**To do:** Each line that follows is to be retyped exactly.

**Dataset extract:**
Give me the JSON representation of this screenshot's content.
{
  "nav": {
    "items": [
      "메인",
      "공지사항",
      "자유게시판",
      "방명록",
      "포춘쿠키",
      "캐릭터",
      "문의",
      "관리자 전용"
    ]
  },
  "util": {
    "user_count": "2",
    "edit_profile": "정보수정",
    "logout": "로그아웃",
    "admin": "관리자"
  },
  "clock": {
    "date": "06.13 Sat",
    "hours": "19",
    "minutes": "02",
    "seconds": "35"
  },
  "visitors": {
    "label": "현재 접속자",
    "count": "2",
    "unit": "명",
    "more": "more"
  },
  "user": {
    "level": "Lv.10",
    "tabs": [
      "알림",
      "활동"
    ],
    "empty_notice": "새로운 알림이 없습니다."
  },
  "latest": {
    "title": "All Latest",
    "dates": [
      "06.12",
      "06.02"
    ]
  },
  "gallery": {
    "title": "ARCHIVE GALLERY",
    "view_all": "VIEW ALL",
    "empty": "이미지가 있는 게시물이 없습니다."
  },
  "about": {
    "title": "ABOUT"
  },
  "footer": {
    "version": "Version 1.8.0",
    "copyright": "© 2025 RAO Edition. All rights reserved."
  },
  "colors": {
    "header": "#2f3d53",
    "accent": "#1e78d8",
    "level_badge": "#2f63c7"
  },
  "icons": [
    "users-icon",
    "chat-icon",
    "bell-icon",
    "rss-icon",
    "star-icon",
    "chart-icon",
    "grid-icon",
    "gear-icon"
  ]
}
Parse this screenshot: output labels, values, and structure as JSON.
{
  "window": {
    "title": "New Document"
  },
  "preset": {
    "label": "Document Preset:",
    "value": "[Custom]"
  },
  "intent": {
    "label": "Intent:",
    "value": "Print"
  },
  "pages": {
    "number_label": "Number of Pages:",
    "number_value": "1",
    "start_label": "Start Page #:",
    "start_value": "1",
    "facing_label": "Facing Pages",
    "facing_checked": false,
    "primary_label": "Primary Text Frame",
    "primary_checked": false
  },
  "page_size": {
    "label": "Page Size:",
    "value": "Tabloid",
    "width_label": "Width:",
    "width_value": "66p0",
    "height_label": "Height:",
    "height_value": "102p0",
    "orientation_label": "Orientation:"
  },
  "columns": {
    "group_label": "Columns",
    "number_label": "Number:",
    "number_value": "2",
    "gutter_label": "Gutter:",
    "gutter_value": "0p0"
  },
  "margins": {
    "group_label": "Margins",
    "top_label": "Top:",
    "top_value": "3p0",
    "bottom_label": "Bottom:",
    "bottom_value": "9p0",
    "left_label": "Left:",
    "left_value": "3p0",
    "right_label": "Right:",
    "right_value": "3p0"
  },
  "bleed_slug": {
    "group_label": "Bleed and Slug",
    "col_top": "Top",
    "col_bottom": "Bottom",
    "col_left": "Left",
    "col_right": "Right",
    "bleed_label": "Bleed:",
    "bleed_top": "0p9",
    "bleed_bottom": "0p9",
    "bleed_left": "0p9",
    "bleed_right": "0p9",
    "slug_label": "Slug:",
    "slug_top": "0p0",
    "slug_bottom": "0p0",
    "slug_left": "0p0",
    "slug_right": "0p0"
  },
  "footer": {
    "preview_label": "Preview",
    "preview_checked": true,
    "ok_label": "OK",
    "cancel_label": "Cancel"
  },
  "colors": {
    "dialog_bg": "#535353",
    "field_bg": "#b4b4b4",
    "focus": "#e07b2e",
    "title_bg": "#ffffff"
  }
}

**Complete output:**
Give me the JSON representation of this screenshot's content.
{
  "nav": {
    "items": [
      "메인",
      "공지사항",
      "자유게시판",
      "방명록",
      "포춘쿠키",
      "캐릭터",
      "문의",
      "관리자 전용"
    ]
  },
  "util": {
    "user_count": "2",
    "edit_profile": "정보수정",
    "logout": "로그아웃",
    "admin": "관리자"
  },
  "clock": {
    "date": "06.13 Sat",
    "hours": "19",
    "minutes": "02",
    "seconds": "35"
  },
  "visitors": {
    "label": "현재 접속자",
    "count": "2",
    "unit": "명",
    "more": "more"
  },
  "user": {
    "level": "Lv.10",
    "tabs": [
      "알림",
      "활동"
    ],
    "empty_notice": "새로운 알림이 없습니다."
  },
  "latest": {
    "title": "All Latest",
    "dates": [
      "06.12",
      "06.02"
    ]
  },
  "gallery": {
    "title": "ARCHIVE GALLERY",
    "view_all": "VIEW ALL",
    "empty": "이미지가 있는 게시물이 없습니다."
  },
  "about": {
    "title": "ABOUT"
  },
  "footer": {
    "version": "Version 1.8.0",
    "copyright": "© 2025 RAO Edition. All rights reserved."
  },
  "colors": {
    "header": "#2f3d53",
    "accent": "#1e78d8",
    "level_badge": "#2f63c7"
  },
  "icons": [
    "users-icon",
    "chat-icon",
    "bell-icon",
    "rss-icon",
    "star-icon",
    "chart-icon",
    "grid-icon",
    "gear-icon"
  ]
}
Parse this screenshot: output labels, values, and structure as JSON.
{
  "window": {
    "title": "New Document"
  },
  "preset": {
    "label": "Document Preset:",
    "value": "[Custom]"
  },
  "intent": {
    "label": "Intent:",
    "value": "Print"
  },
  "pages": {
    "number_label": "Number of Pages:",
    "number_value": "1",
    "start_label": "Start Page #:",
    "start_value": "1",
    "facing_label": "Facing Pages",
    "facing_checked": false,
    "primary_label": "Primary Text Frame",
    "primary_checked": false
  },
  "page_size": {
    "label": "Page Size:",
    "value": "Tabloid",
    "width_label": "Width:",
    "width_value": "66p0",
    "height_label": "Height:",
    "height_value": "102p0",
    "orientation_label": "Orientation:"
  },
  "columns": {
    "group_label": "Columns",
    "number_label": "Number:",
    "number_value": "2",
    "gutter_label": "Gutter:",
    "gutter_value": "0p0"
  },
  "margins": {
    "group_label": "Margins",
    "top_label": "Top:",
    "top_value": "3p0",
    "bottom_label": "Bottom:",
    "bottom_value": "9p0",
    "left_label": "Left:",
    "left_value": "3p0",
    "right_label": "Right:",
    "right_value": "3p0"
  },
  "bleed_slug": {
    "group_label": "Bleed and Slug",
    "col_top": "Top",
    "col_bottom": "Bottom",
    "col_left": "Left",
    "col_right": "Right",
    "bleed_label": "Bleed:",
    "bleed_top": "0p9",
    "bleed_bottom": "0p9",
    "bleed_left": "0p9",
    "bleed_right": "0p9",
    "slug_label": "Slug:",
    "slug_top": "0p0",
    "slug_bottom": "0p0",
    "slug_left": "0p0",
    "slug_right": "0p0"
  },
  "footer": {
    "preview_label": "Preview",
    "preview_checked": true,
    "ok_label": "OK",
    "cancel_label": "Cancel"
  },
  "colors": {
    "dialog_bg": "#535353",
    "field_bg": "#b4b4b4",
    "focus": "#e07b2e",
    "title_bg": "#ffffff"
  }
}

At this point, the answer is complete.